Start of GIVEN INFORMATION

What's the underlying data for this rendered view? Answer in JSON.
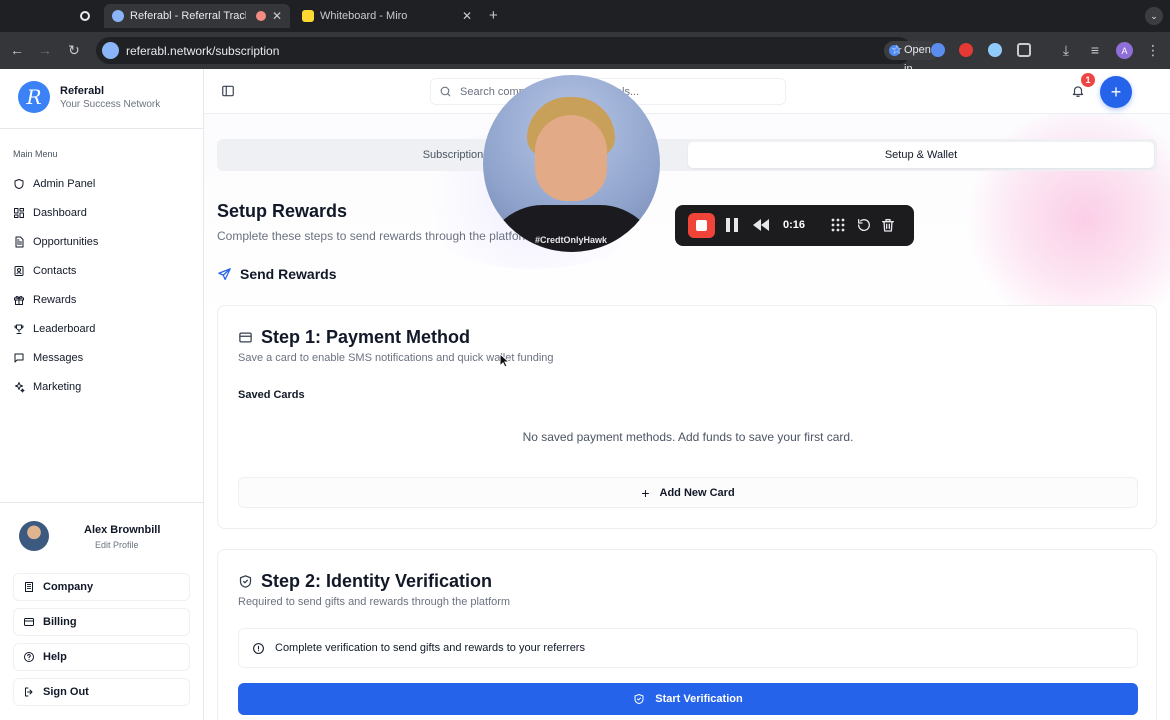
{
  "browser": {
    "tabs": [
      {
        "title": "",
        "active": false
      },
      {
        "title": "Referabl - Referral Tracking",
        "active": true
      },
      {
        "title": "Whiteboard - Miro",
        "active": false
      }
    ],
    "url": "referabl.network/subscription",
    "open_in_app_label": "Open in app",
    "profile_initial": "A"
  },
  "brand": {
    "logo_letter": "R",
    "name": "Referabl",
    "tagline": "Your Success Network"
  },
  "sidebar": {
    "menu_title": "Main Menu",
    "items": [
      {
        "label": "Admin Panel",
        "icon": "shield-icon"
      },
      {
        "label": "Dashboard",
        "icon": "grid-icon"
      },
      {
        "label": "Opportunities",
        "icon": "document-icon"
      },
      {
        "label": "Contacts",
        "icon": "contacts-icon"
      },
      {
        "label": "Rewards",
        "icon": "gift-icon"
      },
      {
        "label": "Leaderboard",
        "icon": "trophy-icon"
      },
      {
        "label": "Messages",
        "icon": "message-icon"
      },
      {
        "label": "Marketing",
        "icon": "sparkle-icon"
      }
    ],
    "profile": {
      "name": "Alex Brownbill",
      "edit_label": "Edit Profile"
    },
    "bottom": {
      "company": "Company",
      "billing": "Billing",
      "help": "Help",
      "sign_out": "Sign Out"
    }
  },
  "topbar": {
    "search_placeholder": "Search companies, deals, referrals...",
    "notification_count": "1",
    "plus_label": "+"
  },
  "tabs": {
    "subscription": "Subscription",
    "setup_wallet": "Setup & Wallet",
    "active": "setup_wallet"
  },
  "page": {
    "title": "Setup Rewards",
    "subtitle": "Complete these steps to send rewards through the platform",
    "section_title": "Send Rewards"
  },
  "step1": {
    "title": "Step 1: Payment Method",
    "subtitle": "Save a card to enable SMS notifications and quick wallet funding",
    "saved_cards_label": "Saved Cards",
    "empty_message": "No saved payment methods. Add funds to save your first card.",
    "add_card_label": "Add New Card"
  },
  "step2": {
    "title": "Step 2: Identity Verification",
    "subtitle": "Required to send gifts and rewards through the platform",
    "notice": "Complete verification to send gifts and rewards to your referrers",
    "button_label": "Start Verification"
  },
  "recorder": {
    "elapsed": "0:16",
    "shirt_text": "#CredtOnlyHawk"
  },
  "colors": {
    "accent": "#2563eb",
    "badge": "#ef4444",
    "record": "#f04438",
    "brand": "#3b82f6"
  }
}
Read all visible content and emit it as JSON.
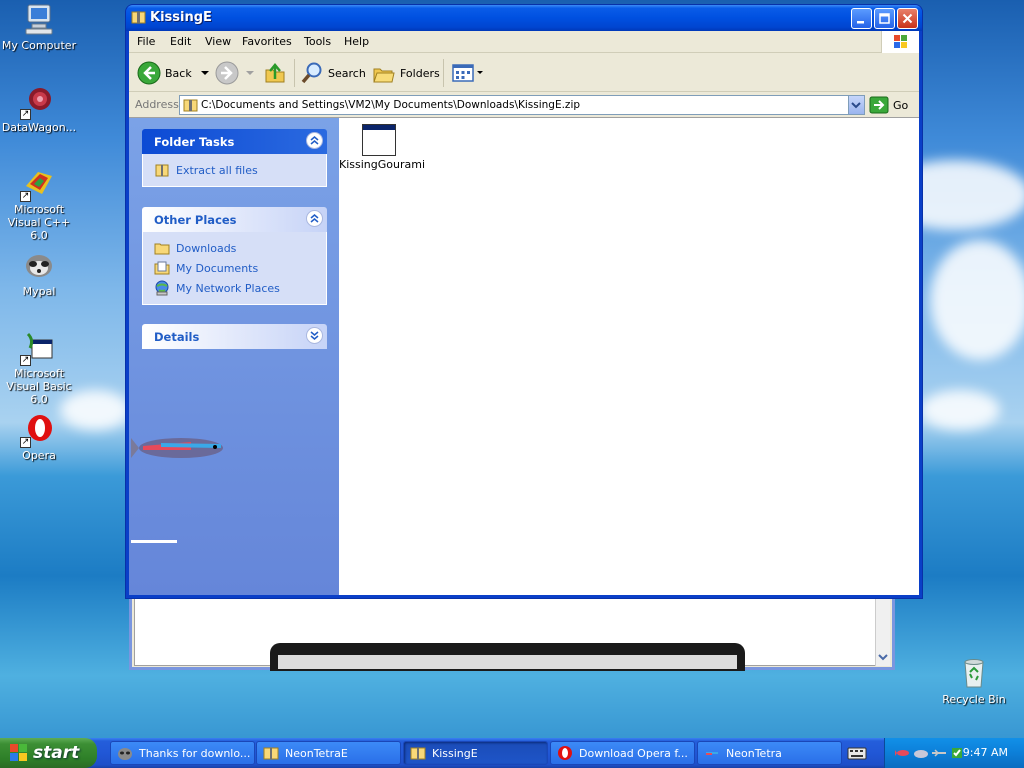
{
  "desktop": {
    "icons": [
      {
        "label": "My Computer",
        "icon": "my-computer-icon"
      },
      {
        "label": "DataWagon...",
        "icon": "datawagon-icon"
      },
      {
        "label": "Microsoft Visual C++ 6.0",
        "icon": "visual-cpp-icon"
      },
      {
        "label": "Mypal",
        "icon": "mypal-icon"
      },
      {
        "label": "Microsoft Visual Basic 6.0",
        "icon": "visual-basic-icon"
      },
      {
        "label": "Opera",
        "icon": "opera-icon"
      },
      {
        "label": "Recycle Bin",
        "icon": "recycle-bin-icon"
      }
    ]
  },
  "window": {
    "title": "KissingE",
    "menu": [
      "File",
      "Edit",
      "View",
      "Favorites",
      "Tools",
      "Help"
    ],
    "toolbar": {
      "back": "Back",
      "search": "Search",
      "folders": "Folders"
    },
    "address": {
      "label": "Address",
      "path": "C:\\Documents and Settings\\VM2\\My Documents\\Downloads\\KissingE.zip",
      "go": "Go"
    },
    "panels": {
      "folder_tasks": {
        "title": "Folder Tasks",
        "items": [
          "Extract all files"
        ]
      },
      "other_places": {
        "title": "Other Places",
        "items": [
          "Downloads",
          "My Documents",
          "My Network Places"
        ]
      },
      "details": {
        "title": "Details"
      }
    },
    "files": [
      {
        "name": "KissingGourami"
      }
    ]
  },
  "taskbar": {
    "start": "start",
    "tasks": [
      {
        "label": "Thanks for downlo...",
        "active": false
      },
      {
        "label": "NeonTetraE",
        "active": false
      },
      {
        "label": "KissingE",
        "active": true
      },
      {
        "label": "Download Opera f...",
        "active": false
      },
      {
        "label": "NeonTetra",
        "active": false
      }
    ],
    "clock": "9:47 AM"
  },
  "colors": {
    "xp_blue": "#0050e0",
    "task_pane_link": "#215dc6",
    "start_green": "#3c8f34"
  }
}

End of GIVEN INFORMATION

### GIVEN INSTRUCTION:
Filter the listing for the word "subtitle" and copy every line that holds it.

### THE SOLUTION:
    "subtitle": "Complete these steps to send rewards through the platform",
    "subtitle": "Save a card to enable SMS notifications and quick wallet funding",
    "subtitle": "Required to send gifts and rewards through the platform",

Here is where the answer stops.